Task: Read through the records below and copy each line that uses the word "sketches".

Raw records:

......

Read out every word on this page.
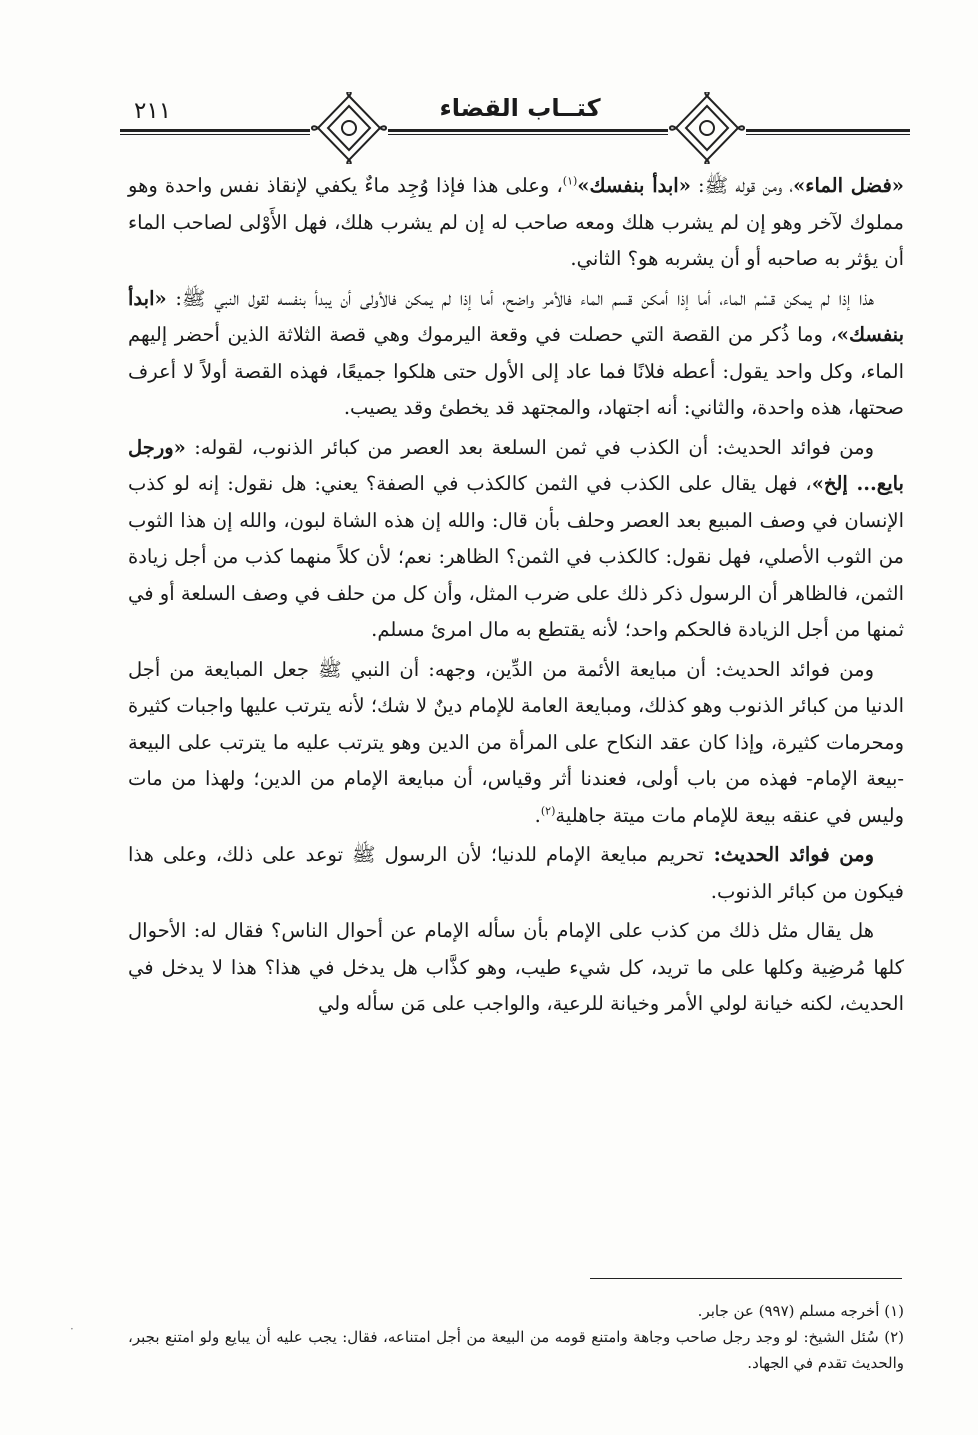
٢١١	كتــاب القضاء

«فضل الماء»، ومن قوله ﷺ: «ابدأ بنفسك»$^{(١)}$، وعلى هذا فإذا وُجِد ماءٌ يكفي لإنقاذ نفس واحدة وهو مملوك لآخر وهو إن لم يشرب هلك ومعه صاحب له إن لم يشرب هلك، فهل الأَوْلى لصاحب الماء أن يؤثر به صاحبه أو أن يشربه هو؟ الثاني.

هذا إذا لم يمكن قسْم الماء، أما إذا أمكن قسم الماء فالأمر واضح، أما إذا لم يمكن فالأولى أن يبدأ بنفسه لقول النبي ﷺ: «ابدأ بنفسك»، وما ذُكر من القصة التي حصلت في وقعة اليرموك وهي قصة الثلاثة الذين أحضر إليهم الماء، وكل واحد يقول: أعطه فلانًا فما عاد إلى الأول حتى هلكوا جميعًا، فهذه القصة أولاً لا أعرف صحتها، هذه واحدة، والثاني: أنه اجتهاد، والمجتهد قد يخطئ وقد يصيب.

ومن فوائد الحديث: أن الكذب في ثمن السلعة بعد العصر من كبائر الذنوب، لقوله: «ورجل بايع... إلخ»، فهل يقال على الكذب في الثمن كالكذب في الصفة؟ يعني: هل نقول: إنه لو كذب الإنسان في وصف المبيع بعد العصر وحلف بأن قال: والله إن هذه الشاة لبون، والله إن هذا الثوب من الثوب الأصلي، فهل نقول: كالكذب في الثمن؟ الظاهر: نعم؛ لأن كلاً منهما كذب من أجل زيادة الثمن، فالظاهر أن الرسول ذكر ذلك على ضرب المثل، وأن كل من حلف في وصف السلعة أو في ثمنها من أجل الزيادة فالحكم واحد؛ لأنه يقتطع به مال امرئ مسلم.

ومن فوائد الحديث: أن مبايعة الأئمة من الدِّين، وجهه: أن النبي ﷺ جعل المبايعة من أجل الدنيا من كبائر الذنوب وهو كذلك، ومبايعة العامة للإمام دينٌ لا شك؛ لأنه يترتب عليها واجبات كثيرة ومحرمات كثيرة، وإذا كان عقد النكاح على المرأة من الدين وهو يترتب عليه ما يترتب على البيعة -بيعة الإمام- فهذه من باب أولى، فعندنا أثر وقياس، أن مبايعة الإمام من الدين؛ ولهذا من مات وليس في عنقه بيعة للإمام مات ميتة جاهلية$^{(٢)}$.

ومن فوائد الحديث: تحريم مبايعة الإمام للدنيا؛ لأن الرسول ﷺ توعد على ذلك، وعلى هذا فيكون من كبائر الذنوب.

هل يقال مثل ذلك من كذب على الإمام بأن سأله الإمام عن أحوال الناس؟ فقال له: الأحوال كلها مُرضِية وكلها على ما تريد، كل شيء طيب، وهو كذَّاب هل يدخل في هذا؟ هذا لا يدخل في الحديث، لكنه خيانة لولي الأمر وخيانة للرعية، والواجب على مَن سأله ولي

(١) أخرجه مسلم (٩٩٧) عن جابر.

(٢) سُئل الشيخ: لو وجد رجل صاحب وجاهة وامتنع قومه من البيعة من أجل امتناعه، فقال: يجب عليه أن يبايع ولو امتنع بجبر، والحديث تقدم في الجهاد.

·
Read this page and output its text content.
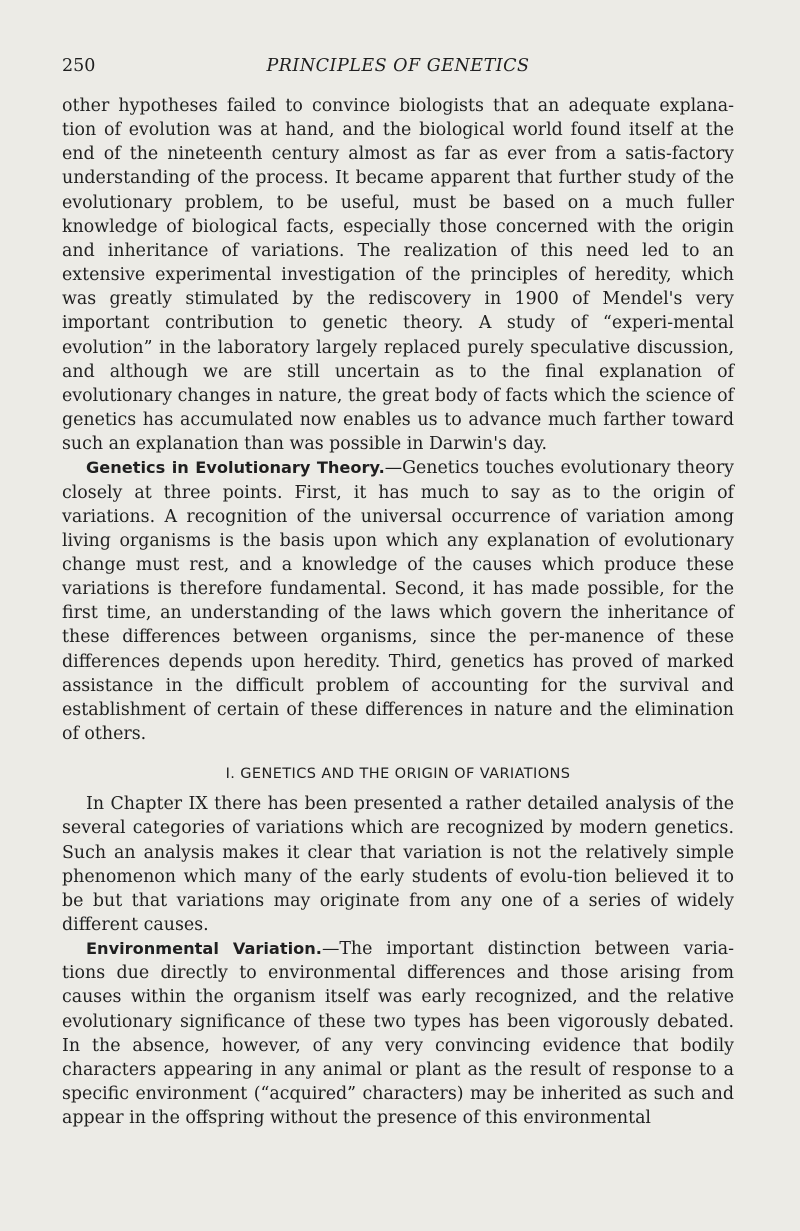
250	PRINCIPLES OF GENETICS

other hypotheses failed to convince biologists that an adequate explana-tion of evolution was at hand, and the biological world found itself at the end of the nineteenth century almost as far as ever from a satis-factory understanding of the process. It became apparent that further study of the evolutionary problem, to be useful, must be based on a much fuller knowledge of biological facts, especially those concerned with the origin and inheritance of variations. The realization of this need led to an extensive experimental investigation of the principles of heredity, which was greatly stimulated by the rediscovery in 1900 of Mendel's very important contribution to genetic theory. A study of “experi-mental evolution” in the laboratory largely replaced purely speculative discussion, and although we are still uncertain as to the final explanation of evolutionary changes in nature, the great body of facts which the science of genetics has accumulated now enables us to advance much farther toward such an explanation than was possible in Darwin's day.

Genetics in Evolutionary Theory.—Genetics touches evolutionary theory closely at three points. First, it has much to say as to the origin of variations. A recognition of the universal occurrence of variation among living organisms is the basis upon which any explanation of evolutionary change must rest, and a knowledge of the causes which produce these variations is therefore fundamental. Second, it has made possible, for the first time, an understanding of the laws which govern the inheritance of these differences between organisms, since the per-manence of these differences depends upon heredity. Third, genetics has proved of marked assistance in the difficult problem of accounting for the survival and establishment of certain of these differences in nature and the elimination of others.

I. GENETICS AND THE ORIGIN OF VARIATIONS

In Chapter IX there has been presented a rather detailed analysis of the several categories of variations which are recognized by modern genetics. Such an analysis makes it clear that variation is not the relatively simple phenomenon which many of the early students of evolu-tion believed it to be but that variations may originate from any one of a series of widely different causes.

Environmental Variation.—The important distinction between varia-tions due directly to environmental differences and those arising from causes within the organism itself was early recognized, and the relative evolutionary significance of these two types has been vigorously debated. In the absence, however, of any very convincing evidence that bodily characters appearing in any animal or plant as the result of response to a specific environment (“acquired” characters) may be inherited as such and appear in the offspring without the presence of this environmental
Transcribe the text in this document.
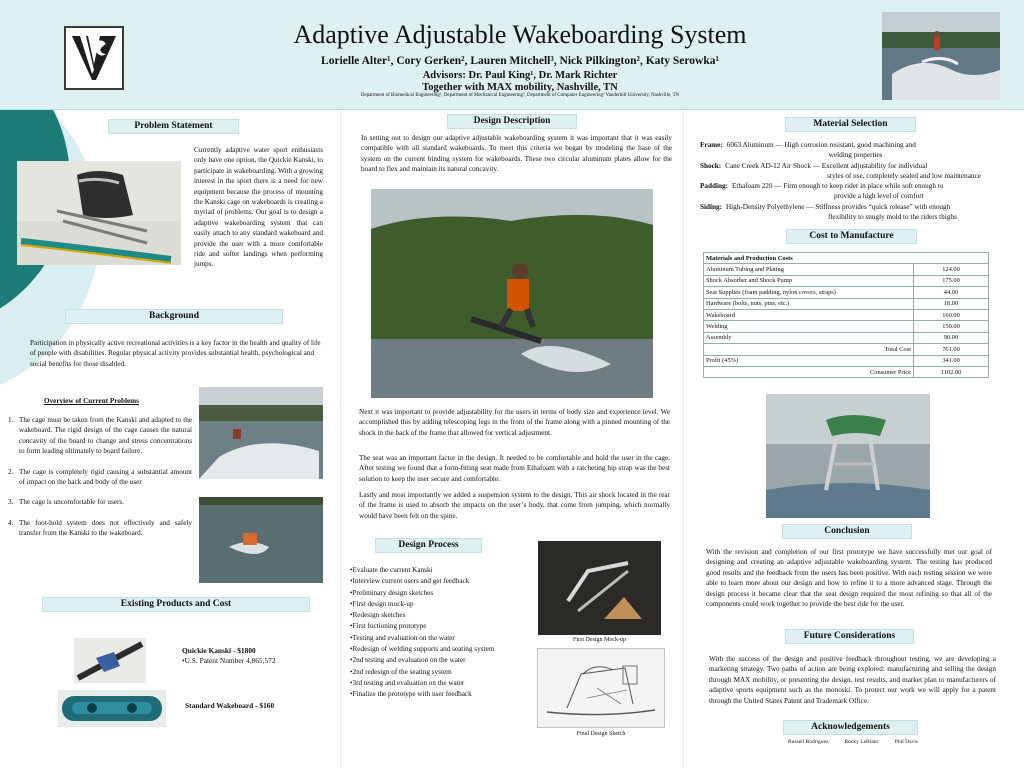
Adaptive Adjustable Wakeboarding System
Lorielle Alter¹, Cory Gerken², Lauren Mitchell³, Nick Pilkington², Katy Serowka¹
Advisors: Dr. Paul King¹, Dr. Mark Richter
Together with MAX mobility, Nashville, TN
Department of Biomedical Engineering¹, Department of Mechanical Engineering², Department of Computer Engineering³ Vanderbilt University, Nashville, TN
Problem Statement
Currently adaptive water sport enthusiasts only have one option, the Quickie Kanski, to participate in wakeboarding. With a growing interest in the sport there is a need for new equipment because the process of mounting the Kanski cage on wakeboards is creating a myriad of problems. Our goal is to design a adaptive wakeboarding system that can easily attach to any standard wakeboard and provide the user with a more comfortable ride and softer landings when performing jumps.
Background
Participation in physically active recreational activities is a key factor in the health and quality of life of people with disabilities. Regular physical activity provides substantial health, psychological and social benefits for those disabled.
Overview of Current Problems
1. The cage must be taken from the Kanski and adapted to the wakeboard. The rigid design of the cage causes the natural concavity of the board to change and stress concentrations to form leading ultimately to board failure.
2. The cage is completely rigid causing a substantial amount of impact on the back and body of the user
3. The cage is uncomfortable for users.
4. The foot-hold system does not effectively and safely transfer from the Kanski to the wakeboard.
Existing Products and Cost
Quickie Kanski - $1800
•U.S. Patent Number 4,865,572
Standard Wakeboard - $160
Design Description
In setting out to design our adaptive adjustable wakeboarding system it was important that it was easily compatible with all standard wakeboards. To meet this criteria we began by modeling the base of the system on the current binding system for wakeboards. These two circular aluminum plates allow for the board to flex and maintain its natural concavity.
Next it was important to provide adjustability for the users in terms of body size and experience level. We accomplished this by adding telescoping legs in the front of the frame along with a pinned mounting of the shock in the back of the frame that allowed for vertical adjustment.
The seat was an important factor in the design. It needed to be comfortable and hold the user in the cage. After testing we found that a form-fitting seat made from Ethafoam with a ratcheting hip strap was the best solution to keep the user secure and comfortable.
Lastly and most importantly we added a suspension system to the design. This air shock located in the rear of the frame is used to absorb the impacts on the user’s body, that come from jumping, which normally would have been felt on the spine.
Design Process
•Evaluate the current Kanski
•Interview current users and get feedback
•Preliminary design sketches
•First design mock-up
•Redesign sketches
•First fuctioning prototype
•Testing and evaluation on the water
•Redesign of welding supports and seating system
•2nd testing and evaluation on the water
•2nd redesign of the seating system
•3rd testing and evaluation on the water
•Finalize the prototype with user feedback
First Design Mock-up
Final Design Sketch
Material Selection
Frame: 6063 Aluminum — High corrosion resistant, good machining and
welding properties
Shock: Cane Creek AD-12 Air Shock — Excellent adjustability for individual
styles of use, completely sealed and low maintenance
Padding: Ethafoam 220 — Firm enough to keep rider in place while soft enough to
provide a high level of comfort
Siding: High-Density Polyethylene — Stiffness provides “quick release” with enough
flexibility to snugly mold to the riders thighs
Cost to Manufacture
Materials and Production Costs	
Aluminum Tubing and Plating	124.00
Shock Absorber and Shock Pump	175.00
Seat Supplies (foam padding, nylon covers, straps)	44.00
Hardware (bolts, nuts, pins, etc.)	18.00
Wakeboard	160.00
Welding	150.00
Assembly	90.00
Total Cost	761.00
Profit (45%)	341.00
Consumer Price	1102.00
Conclusion
With the revision and completion of our first prototype we have successfully met our goal of designing and creating an adaptive adjustable wakeboarding system. The testing has produced good results and the feedback from the users has been positive. With each testing session we were able to learn more about our design and how to refine it to a more advanced stage. Through the design process it became clear that the seat design required the most refining so that all of the components could work together to provide the best ride for the user.
Future Considerations
With the success of the design and positive feedback throughout testing, we are developing a marketing strategy. Two paths of action are being explored: manufacturing and selling the design through MAX mobility, or presenting the design, test results, and market plan to manufacturers of adaptive sports equipment such as the monoski. To protect our work we will apply for a patent through the United States Patent and Trademark Office.
Acknowledgements
Russell Rodriguez	Rocky LeBlanc	Phil Davis
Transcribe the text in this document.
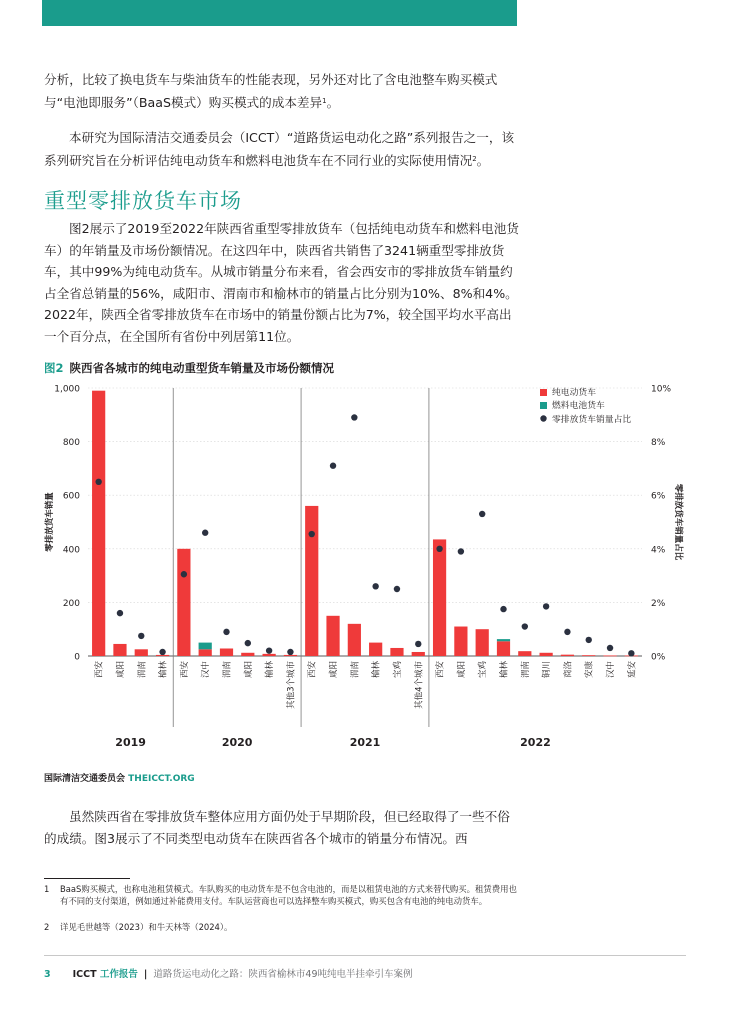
分析，比较了换电货车与柴油货车的性能表现，另外还对比了含电池整车购买模式
与“电池即服务”（BaaS模式）购买模式的成本差异$^1$。

本研究为国际清洁交通委员会（ICCT）“道路货运电动化之路”系列报告之一，该系列研究旨在分析评估纯电动货车和燃料电池货车在不同行业的实际使用情况$^2$。

重型零排放货车市场

图2展示了2019至2022年陕西省重型零排放货车（包括纯电动货车和燃料电池货车）的年销量及市场份额情况。在这四年中，陕西省共销售了3241辆重型零排放货车，其中99%为纯电动货车。从城市销量分布来看，省会西安市的零排放货车销量约占全省总销量的56%，咸阳市、渭南市和榆林市的销量占比分别为10%、8%和4%。2022年，陕西全省零排放货车在市场中的销量份额占比为7%，较全国平均水平高出一个百分点，在全国所有省份中列居第11位。

图2 陕西省各城市的纯电动重型货车销量及市场份额情况
0
200
400
600
800
1,000
0%
2%
4%
6%
8%
10%
零排放货车销量	零排放货车销量占比
西安 咸阳 渭南 榆林
2019
西安 汉中 渭南 咸阳 榆林 其他3个城市
2020
西安 咸阳 渭南 榆林 宝鸡 其他4个城市
2021
西安 咸阳 宝鸡 榆林 渭南 铜川 商洛 安康 汉中 延安
2022
纯电动货车
燃料电池货车
零排放货车销量占比
国际清洁交通委员会 THEICCT.ORG

虽然陕西省在零排放货车整体应用方面仍处于早期阶段，但已经取得了一些不俗的成绩。图3展示了不同类型电动货车在陕西省各个城市的销量分布情况。西

1 BaaS购买模式，也称电池租赁模式。车队购买的电动货车是不包含电池的，而是以租赁电池的方式来替代购买。租赁费用也有不同的支付渠道，例如通过补能费用支付。车队运营商也可以选择整车购买模式，购买包含有电池的纯电动货车。
2 详见毛世越等（2023）和牛天林等（2024）。
3 ICCT 工作报告 | 道路货运电动化之路：陕西省榆林市49吨纯电半挂牵引车案例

......

Exercise answer:
•Preliminary design sketches
•Redesign sketches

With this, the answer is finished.